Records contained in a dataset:
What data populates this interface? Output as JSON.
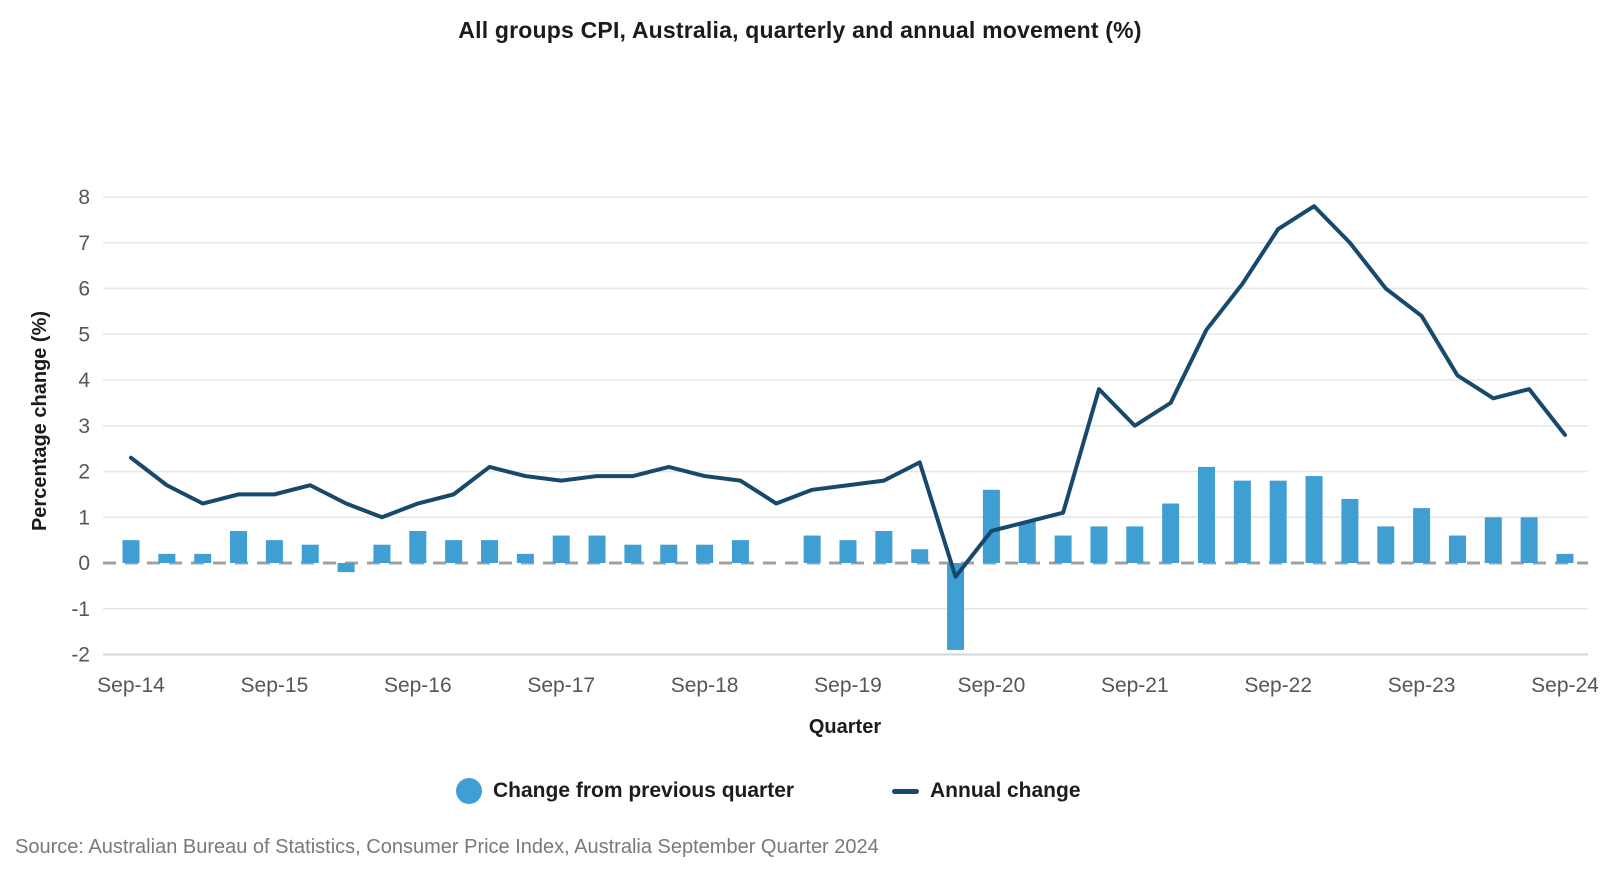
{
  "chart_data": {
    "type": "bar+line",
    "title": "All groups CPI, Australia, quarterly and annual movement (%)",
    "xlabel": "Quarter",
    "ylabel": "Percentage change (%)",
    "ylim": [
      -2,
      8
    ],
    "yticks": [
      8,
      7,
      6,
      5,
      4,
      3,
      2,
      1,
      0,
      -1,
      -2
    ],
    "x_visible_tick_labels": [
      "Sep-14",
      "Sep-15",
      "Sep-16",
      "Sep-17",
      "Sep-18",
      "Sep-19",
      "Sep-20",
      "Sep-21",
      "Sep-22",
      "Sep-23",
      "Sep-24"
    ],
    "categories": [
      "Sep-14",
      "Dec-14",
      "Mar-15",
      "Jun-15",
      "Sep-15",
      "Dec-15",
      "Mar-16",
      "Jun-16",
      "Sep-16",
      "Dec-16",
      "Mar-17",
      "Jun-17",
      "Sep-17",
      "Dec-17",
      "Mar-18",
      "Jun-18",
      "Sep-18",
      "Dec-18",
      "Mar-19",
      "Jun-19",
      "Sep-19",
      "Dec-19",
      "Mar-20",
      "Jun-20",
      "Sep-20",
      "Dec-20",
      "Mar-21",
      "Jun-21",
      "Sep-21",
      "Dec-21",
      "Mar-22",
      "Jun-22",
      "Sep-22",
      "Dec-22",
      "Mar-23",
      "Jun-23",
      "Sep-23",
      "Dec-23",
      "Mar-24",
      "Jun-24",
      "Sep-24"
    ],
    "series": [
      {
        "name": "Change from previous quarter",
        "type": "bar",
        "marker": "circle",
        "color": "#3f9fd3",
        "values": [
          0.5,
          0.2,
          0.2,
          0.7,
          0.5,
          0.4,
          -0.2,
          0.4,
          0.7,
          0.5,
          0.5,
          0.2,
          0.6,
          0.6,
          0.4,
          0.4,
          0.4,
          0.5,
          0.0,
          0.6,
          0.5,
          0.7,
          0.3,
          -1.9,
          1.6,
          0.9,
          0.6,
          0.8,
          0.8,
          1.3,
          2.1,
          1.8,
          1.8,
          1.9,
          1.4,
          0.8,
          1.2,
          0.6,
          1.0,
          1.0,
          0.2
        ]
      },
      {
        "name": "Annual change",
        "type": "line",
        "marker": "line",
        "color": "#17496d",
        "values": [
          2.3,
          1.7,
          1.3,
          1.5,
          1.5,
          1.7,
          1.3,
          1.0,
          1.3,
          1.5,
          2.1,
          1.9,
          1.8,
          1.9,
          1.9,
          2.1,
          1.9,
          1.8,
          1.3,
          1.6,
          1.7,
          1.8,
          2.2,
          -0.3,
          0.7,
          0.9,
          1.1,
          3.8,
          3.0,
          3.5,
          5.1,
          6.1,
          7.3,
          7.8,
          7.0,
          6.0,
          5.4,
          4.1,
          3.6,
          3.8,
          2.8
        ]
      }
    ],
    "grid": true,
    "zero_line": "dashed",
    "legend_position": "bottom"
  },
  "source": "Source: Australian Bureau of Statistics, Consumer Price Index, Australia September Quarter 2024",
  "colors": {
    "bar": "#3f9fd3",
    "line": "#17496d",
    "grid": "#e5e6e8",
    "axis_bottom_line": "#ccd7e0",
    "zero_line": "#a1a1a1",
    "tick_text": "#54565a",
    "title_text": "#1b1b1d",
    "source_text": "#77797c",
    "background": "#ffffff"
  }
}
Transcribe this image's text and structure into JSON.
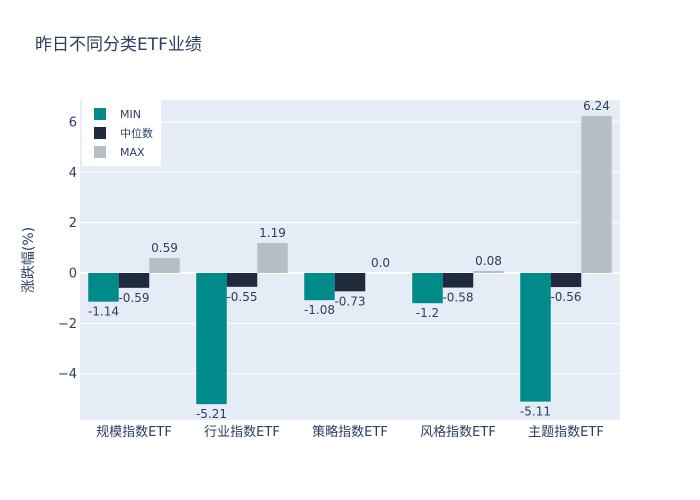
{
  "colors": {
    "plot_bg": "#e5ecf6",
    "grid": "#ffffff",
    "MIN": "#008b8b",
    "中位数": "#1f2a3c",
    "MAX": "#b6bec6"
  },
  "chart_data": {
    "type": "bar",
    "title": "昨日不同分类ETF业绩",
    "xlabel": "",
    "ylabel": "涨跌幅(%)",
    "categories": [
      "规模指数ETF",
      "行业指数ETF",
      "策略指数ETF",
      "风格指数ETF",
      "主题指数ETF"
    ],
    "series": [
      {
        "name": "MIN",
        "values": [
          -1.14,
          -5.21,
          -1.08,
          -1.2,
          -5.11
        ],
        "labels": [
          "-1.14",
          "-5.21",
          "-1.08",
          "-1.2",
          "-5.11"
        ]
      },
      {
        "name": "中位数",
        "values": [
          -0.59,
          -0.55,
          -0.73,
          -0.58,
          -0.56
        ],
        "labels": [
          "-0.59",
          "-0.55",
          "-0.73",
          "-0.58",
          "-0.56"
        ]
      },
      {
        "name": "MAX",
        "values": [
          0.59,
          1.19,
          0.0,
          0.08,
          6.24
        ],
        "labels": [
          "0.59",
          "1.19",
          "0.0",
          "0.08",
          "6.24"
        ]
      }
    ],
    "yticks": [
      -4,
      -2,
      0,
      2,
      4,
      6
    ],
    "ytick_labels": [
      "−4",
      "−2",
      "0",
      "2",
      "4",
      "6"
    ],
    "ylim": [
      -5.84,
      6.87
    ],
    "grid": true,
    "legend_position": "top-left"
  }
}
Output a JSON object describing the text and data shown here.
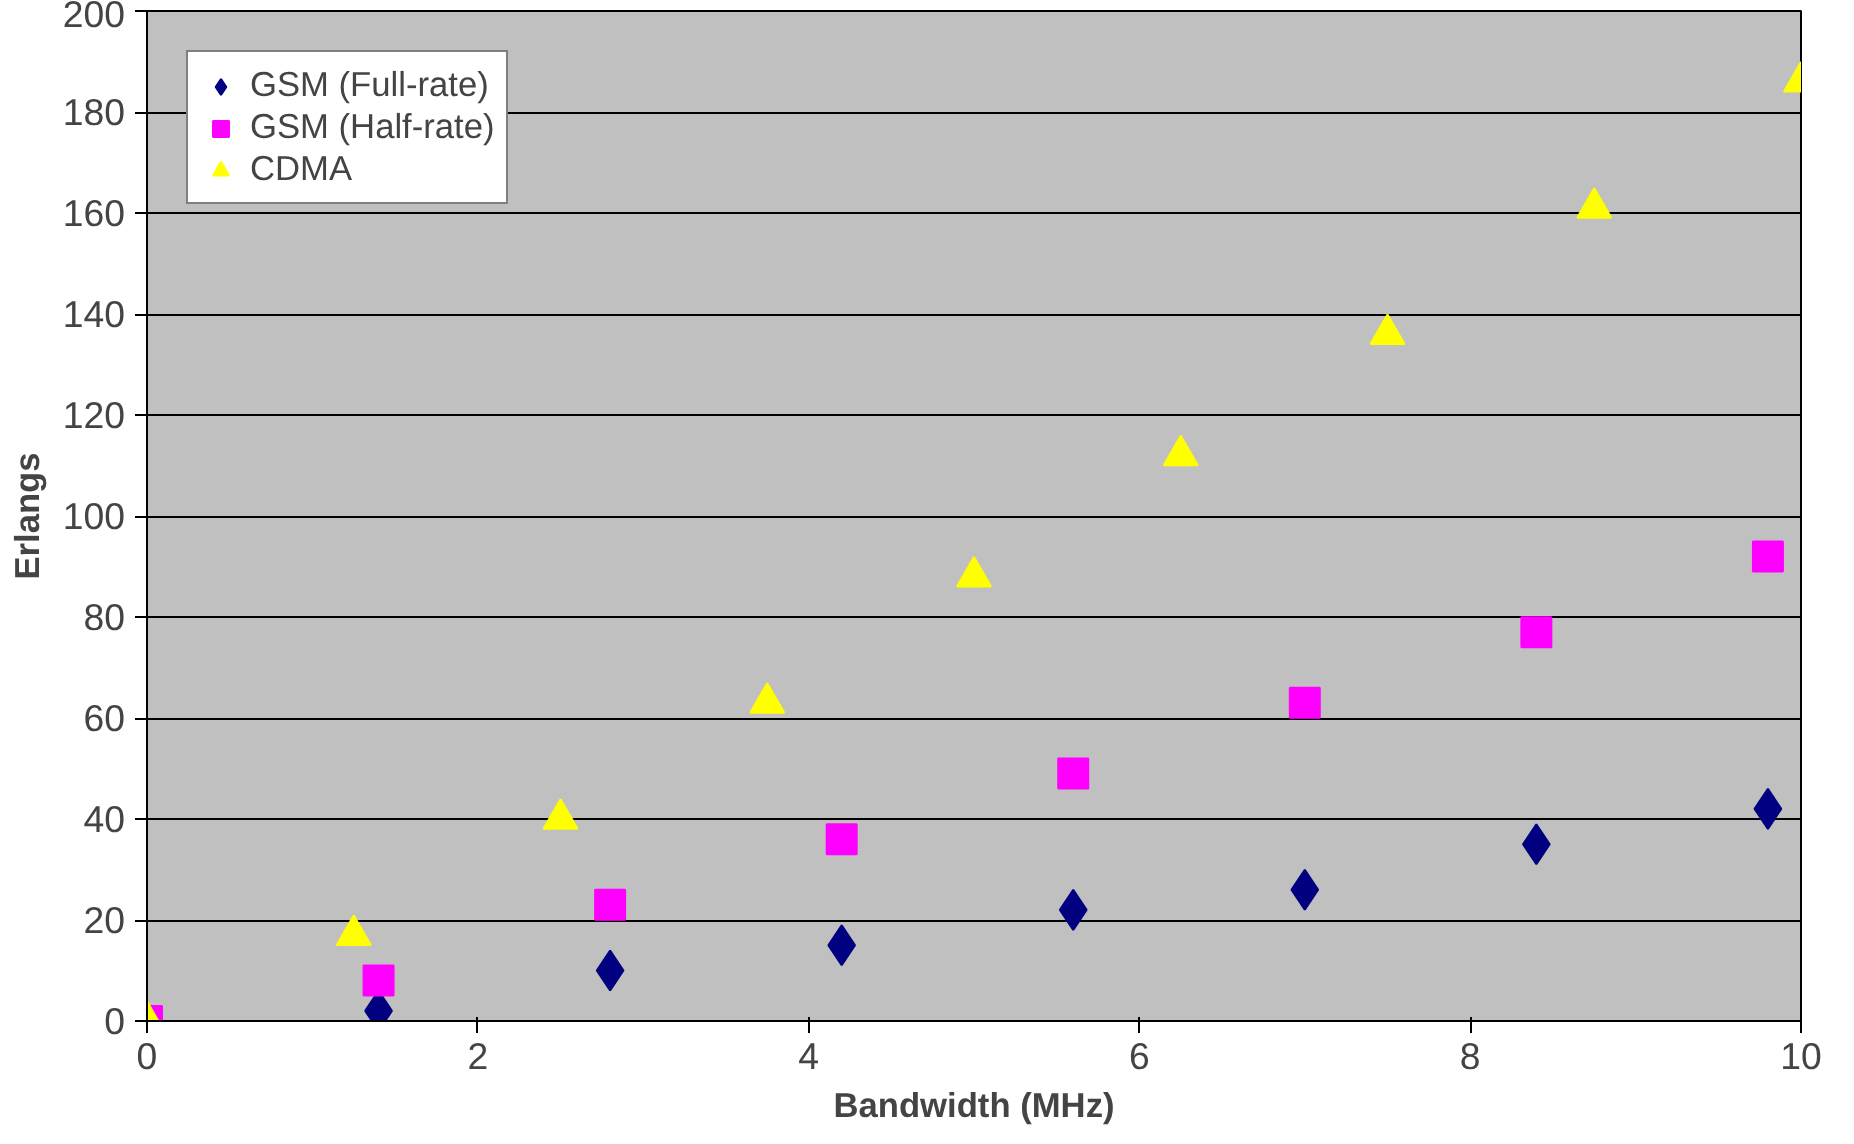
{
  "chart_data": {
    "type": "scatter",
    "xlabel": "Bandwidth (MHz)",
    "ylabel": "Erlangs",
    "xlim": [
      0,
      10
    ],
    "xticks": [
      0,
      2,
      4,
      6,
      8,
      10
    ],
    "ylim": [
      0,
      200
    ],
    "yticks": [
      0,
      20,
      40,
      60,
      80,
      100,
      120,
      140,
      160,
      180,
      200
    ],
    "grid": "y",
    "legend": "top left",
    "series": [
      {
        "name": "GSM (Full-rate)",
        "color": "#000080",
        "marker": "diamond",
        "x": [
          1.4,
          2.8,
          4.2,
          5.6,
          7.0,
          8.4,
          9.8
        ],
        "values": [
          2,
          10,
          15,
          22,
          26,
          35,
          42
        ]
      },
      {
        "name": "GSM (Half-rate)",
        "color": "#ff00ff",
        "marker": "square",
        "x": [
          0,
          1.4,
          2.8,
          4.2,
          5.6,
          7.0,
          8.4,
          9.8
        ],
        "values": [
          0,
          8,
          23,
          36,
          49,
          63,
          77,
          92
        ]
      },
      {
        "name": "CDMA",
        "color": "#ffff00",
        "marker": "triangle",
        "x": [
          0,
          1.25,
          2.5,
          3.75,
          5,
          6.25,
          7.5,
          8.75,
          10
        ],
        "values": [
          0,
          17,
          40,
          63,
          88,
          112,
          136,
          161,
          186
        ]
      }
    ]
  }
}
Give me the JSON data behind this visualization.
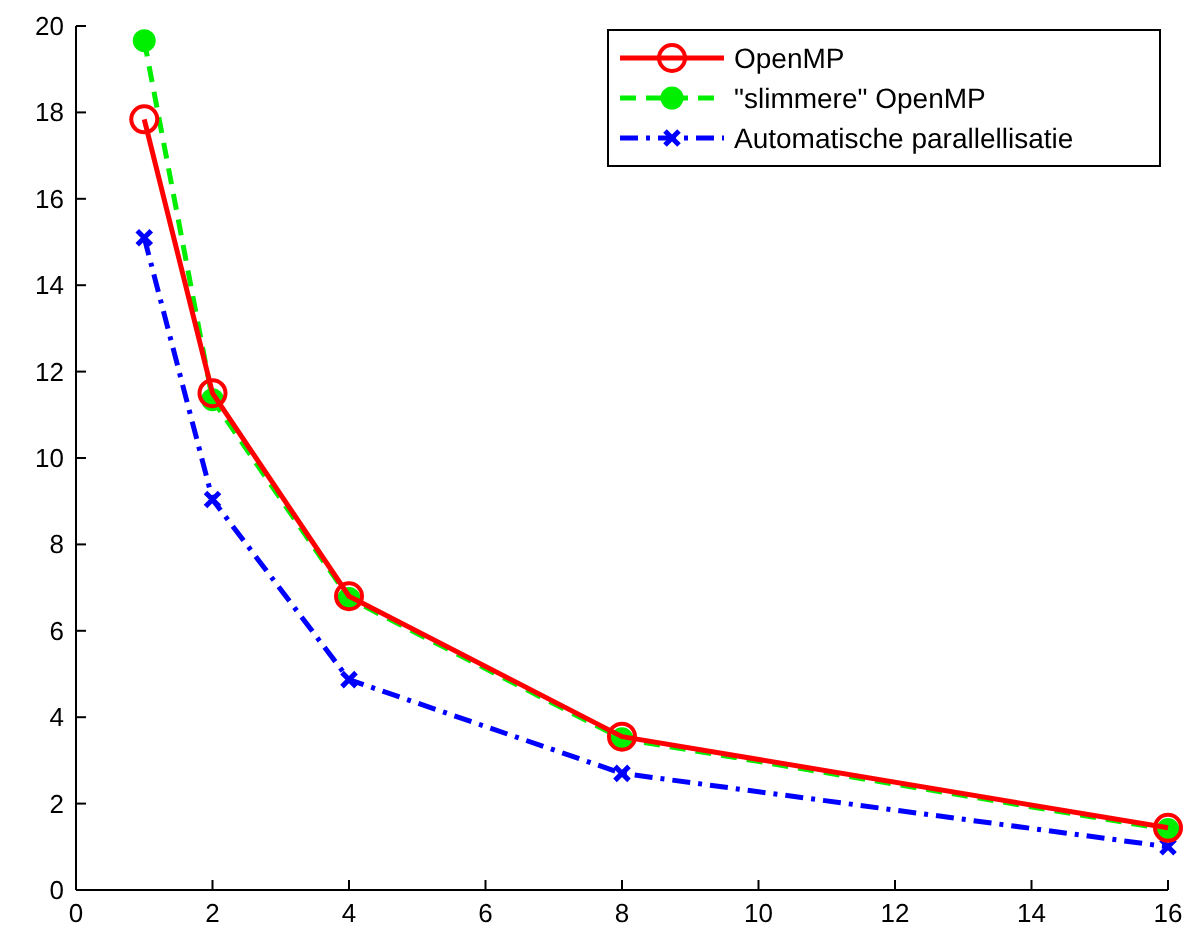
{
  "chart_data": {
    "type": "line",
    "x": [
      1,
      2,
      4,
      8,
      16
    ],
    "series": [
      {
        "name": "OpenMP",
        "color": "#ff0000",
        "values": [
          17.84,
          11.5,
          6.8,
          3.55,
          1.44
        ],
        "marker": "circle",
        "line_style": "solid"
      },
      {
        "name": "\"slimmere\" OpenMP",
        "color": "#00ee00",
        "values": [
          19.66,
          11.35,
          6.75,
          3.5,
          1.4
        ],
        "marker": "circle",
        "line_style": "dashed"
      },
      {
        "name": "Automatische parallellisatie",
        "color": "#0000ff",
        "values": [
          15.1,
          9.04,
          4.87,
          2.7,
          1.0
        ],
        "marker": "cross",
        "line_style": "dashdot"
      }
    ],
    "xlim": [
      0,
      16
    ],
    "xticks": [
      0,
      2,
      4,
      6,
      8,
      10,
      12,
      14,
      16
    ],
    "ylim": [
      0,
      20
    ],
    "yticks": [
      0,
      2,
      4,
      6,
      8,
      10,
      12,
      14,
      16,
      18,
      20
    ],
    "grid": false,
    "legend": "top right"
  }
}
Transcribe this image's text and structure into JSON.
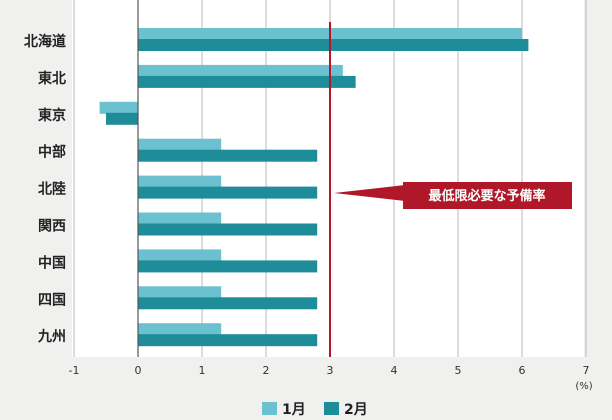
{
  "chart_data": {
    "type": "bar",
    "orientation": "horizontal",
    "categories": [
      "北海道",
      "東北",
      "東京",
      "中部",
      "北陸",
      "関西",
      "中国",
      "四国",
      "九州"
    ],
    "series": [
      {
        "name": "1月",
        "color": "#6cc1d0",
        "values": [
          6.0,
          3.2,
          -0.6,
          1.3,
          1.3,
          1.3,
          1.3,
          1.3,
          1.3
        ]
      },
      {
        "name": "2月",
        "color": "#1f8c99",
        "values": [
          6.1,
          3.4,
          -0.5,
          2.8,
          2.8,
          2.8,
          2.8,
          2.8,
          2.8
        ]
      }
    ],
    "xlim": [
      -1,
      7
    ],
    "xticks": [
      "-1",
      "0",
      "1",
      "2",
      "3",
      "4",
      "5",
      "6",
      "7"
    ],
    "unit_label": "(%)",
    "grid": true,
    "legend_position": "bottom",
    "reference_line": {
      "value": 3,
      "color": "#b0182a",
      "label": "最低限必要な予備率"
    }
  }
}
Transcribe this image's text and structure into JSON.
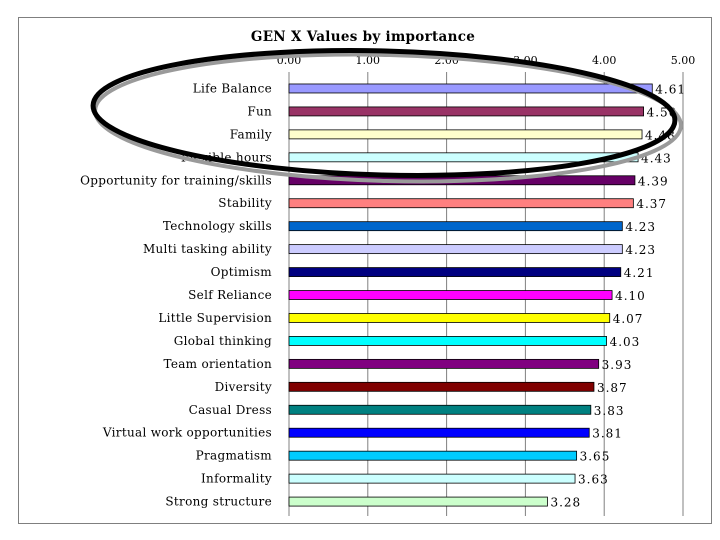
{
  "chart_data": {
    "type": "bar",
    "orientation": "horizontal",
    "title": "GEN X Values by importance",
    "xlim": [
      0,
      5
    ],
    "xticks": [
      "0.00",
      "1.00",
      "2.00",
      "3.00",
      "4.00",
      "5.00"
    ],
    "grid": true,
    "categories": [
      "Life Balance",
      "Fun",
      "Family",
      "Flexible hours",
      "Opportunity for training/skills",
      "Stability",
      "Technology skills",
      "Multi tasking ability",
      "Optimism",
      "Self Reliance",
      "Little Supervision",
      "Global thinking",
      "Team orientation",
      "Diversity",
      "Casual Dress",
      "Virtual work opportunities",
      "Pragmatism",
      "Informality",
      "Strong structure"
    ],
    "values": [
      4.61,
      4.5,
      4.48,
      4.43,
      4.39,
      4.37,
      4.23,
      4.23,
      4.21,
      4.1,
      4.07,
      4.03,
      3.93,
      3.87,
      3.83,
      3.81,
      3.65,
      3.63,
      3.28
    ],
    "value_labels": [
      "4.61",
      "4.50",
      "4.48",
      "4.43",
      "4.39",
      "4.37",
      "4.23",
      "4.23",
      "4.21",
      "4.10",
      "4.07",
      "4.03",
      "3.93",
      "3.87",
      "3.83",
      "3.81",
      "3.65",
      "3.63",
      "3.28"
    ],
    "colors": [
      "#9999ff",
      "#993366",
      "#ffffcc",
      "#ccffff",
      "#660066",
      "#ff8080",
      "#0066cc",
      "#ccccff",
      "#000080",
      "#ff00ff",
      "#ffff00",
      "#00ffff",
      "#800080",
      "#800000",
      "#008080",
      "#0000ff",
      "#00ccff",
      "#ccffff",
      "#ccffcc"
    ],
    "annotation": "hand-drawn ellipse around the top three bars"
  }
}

(DIRECTIONS FOR THIS TASK) Return only the number of lines in the data above that include the word "rate".

(OUTPUT) 2